→ **Short exercise**
Print out each entry below exactly, please.
#### Data for the task
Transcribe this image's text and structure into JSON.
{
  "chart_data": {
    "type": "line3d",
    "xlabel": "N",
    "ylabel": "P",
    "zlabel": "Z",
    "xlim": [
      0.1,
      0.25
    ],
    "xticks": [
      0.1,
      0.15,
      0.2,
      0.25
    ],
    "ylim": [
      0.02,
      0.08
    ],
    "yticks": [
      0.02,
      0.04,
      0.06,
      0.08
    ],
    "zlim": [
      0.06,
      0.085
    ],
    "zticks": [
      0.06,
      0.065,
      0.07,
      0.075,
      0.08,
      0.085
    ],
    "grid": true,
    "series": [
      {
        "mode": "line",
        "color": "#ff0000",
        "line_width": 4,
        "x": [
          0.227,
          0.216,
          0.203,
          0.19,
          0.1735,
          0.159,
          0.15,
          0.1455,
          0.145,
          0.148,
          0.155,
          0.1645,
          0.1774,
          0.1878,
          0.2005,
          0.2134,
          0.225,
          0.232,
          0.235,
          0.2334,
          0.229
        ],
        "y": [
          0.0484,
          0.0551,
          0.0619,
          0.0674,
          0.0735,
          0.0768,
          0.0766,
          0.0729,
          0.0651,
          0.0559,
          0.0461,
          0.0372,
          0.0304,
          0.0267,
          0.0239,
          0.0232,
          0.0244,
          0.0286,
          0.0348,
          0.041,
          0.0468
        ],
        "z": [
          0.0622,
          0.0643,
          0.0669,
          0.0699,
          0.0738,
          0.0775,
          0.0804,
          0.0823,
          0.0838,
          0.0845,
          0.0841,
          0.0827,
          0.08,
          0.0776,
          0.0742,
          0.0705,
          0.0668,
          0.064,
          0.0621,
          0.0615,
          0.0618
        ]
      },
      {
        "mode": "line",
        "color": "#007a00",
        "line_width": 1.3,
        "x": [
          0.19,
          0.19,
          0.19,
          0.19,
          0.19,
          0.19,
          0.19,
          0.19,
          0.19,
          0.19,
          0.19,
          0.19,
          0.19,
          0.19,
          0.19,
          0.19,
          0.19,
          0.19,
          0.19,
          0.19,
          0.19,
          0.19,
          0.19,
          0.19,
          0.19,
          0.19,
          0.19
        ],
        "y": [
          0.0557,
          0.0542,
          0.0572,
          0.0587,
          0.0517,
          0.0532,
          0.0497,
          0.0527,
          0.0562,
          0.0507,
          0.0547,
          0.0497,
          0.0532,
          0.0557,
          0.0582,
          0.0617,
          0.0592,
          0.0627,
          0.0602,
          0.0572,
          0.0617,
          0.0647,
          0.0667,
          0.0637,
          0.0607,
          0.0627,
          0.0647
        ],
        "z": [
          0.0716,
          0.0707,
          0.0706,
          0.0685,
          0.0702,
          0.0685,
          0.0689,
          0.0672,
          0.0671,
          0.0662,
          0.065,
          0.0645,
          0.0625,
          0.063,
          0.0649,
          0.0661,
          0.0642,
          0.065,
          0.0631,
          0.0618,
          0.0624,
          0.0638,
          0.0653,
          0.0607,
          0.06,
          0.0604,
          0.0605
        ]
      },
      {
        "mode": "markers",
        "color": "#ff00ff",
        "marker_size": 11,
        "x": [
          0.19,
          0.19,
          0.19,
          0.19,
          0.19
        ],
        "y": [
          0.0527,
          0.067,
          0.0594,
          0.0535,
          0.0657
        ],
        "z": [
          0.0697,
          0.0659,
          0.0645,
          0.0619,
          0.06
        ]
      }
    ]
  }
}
########
→ **Task output**
Transcribe this image's text and structure into JSON.
{
  "chart_data": {
    "type": "line3d",
    "xlabel": "N",
    "ylabel": "P",
    "zlabel": "Z",
    "xlim": [
      0.1,
      0.25
    ],
    "xticks": [
      0.1,
      0.15,
      0.2,
      0.25
    ],
    "ylim": [
      0.02,
      0.08
    ],
    "yticks": [
      0.02,
      0.04,
      0.06,
      0.08
    ],
    "zlim": [
      0.06,
      0.085
    ],
    "zticks": [
      0.06,
      0.065,
      0.07,
      0.075,
      0.08,
      0.085
    ],
    "grid": true,
    "series": [
      {
        "mode": "line",
        "color": "#ff0000",
        "line_width": 4,
        "x": [
          0.227,
          0.216,
          0.203,
          0.19,
          0.1735,
          0.159,
          0.15,
          0.1455,
          0.145,
          0.148,
          0.155,
          0.1645,
          0.1774,
          0.1878,
          0.2005,
          0.2134,
          0.225,
          0.232,
          0.235,
          0.2334,
          0.229
        ],
        "y": [
          0.0484,
          0.0551,
          0.0619,
          0.0674,
          0.0735,
          0.0768,
          0.0766,
          0.0729,
          0.0651,
          0.0559,
          0.0461,
          0.0372,
          0.0304,
          0.0267,
          0.0239,
          0.0232,
          0.0244,
          0.0286,
          0.0348,
          0.041,
          0.0468
        ],
        "z": [
          0.0622,
          0.0643,
          0.0669,
          0.0699,
          0.0738,
          0.0775,
          0.0804,
          0.0823,
          0.0838,
          0.0845,
          0.0841,
          0.0827,
          0.08,
          0.0776,
          0.0742,
          0.0705,
          0.0668,
          0.064,
          0.0621,
          0.0615,
          0.0618
        ]
      },
      {
        "mode": "line",
        "color": "#007a00",
        "line_width": 1.3,
        "x": [
          0.19,
          0.19,
          0.19,
          0.19,
          0.19,
          0.19,
          0.19,
          0.19,
          0.19,
          0.19,
          0.19,
          0.19,
          0.19,
          0.19,
          0.19,
          0.19,
          0.19,
          0.19,
          0.19,
          0.19,
          0.19,
          0.19,
          0.19,
          0.19,
          0.19,
          0.19,
          0.19
        ],
        "y": [
          0.0557,
          0.0542,
          0.0572,
          0.0587,
          0.0517,
          0.0532,
          0.0497,
          0.0527,
          0.0562,
          0.0507,
          0.0547,
          0.0497,
          0.0532,
          0.0557,
          0.0582,
          0.0617,
          0.0592,
          0.0627,
          0.0602,
          0.0572,
          0.0617,
          0.0647,
          0.0667,
          0.0637,
          0.0607,
          0.0627,
          0.0647
        ],
        "z": [
          0.0716,
          0.0707,
          0.0706,
          0.0685,
          0.0702,
          0.0685,
          0.0689,
          0.0672,
          0.0671,
          0.0662,
          0.065,
          0.0645,
          0.0625,
          0.063,
          0.0649,
          0.0661,
          0.0642,
          0.065,
          0.0631,
          0.0618,
          0.0624,
          0.0638,
          0.0653,
          0.0607,
          0.06,
          0.0604,
          0.0605
        ]
      },
      {
        "mode": "markers",
        "color": "#ff00ff",
        "marker_size": 11,
        "x": [
          0.19,
          0.19,
          0.19,
          0.19,
          0.19
        ],
        "y": [
          0.0527,
          0.067,
          0.0594,
          0.0535,
          0.0657
        ],
        "z": [
          0.0697,
          0.0659,
          0.0645,
          0.0619,
          0.06
        ]
      }
    ]
  }
}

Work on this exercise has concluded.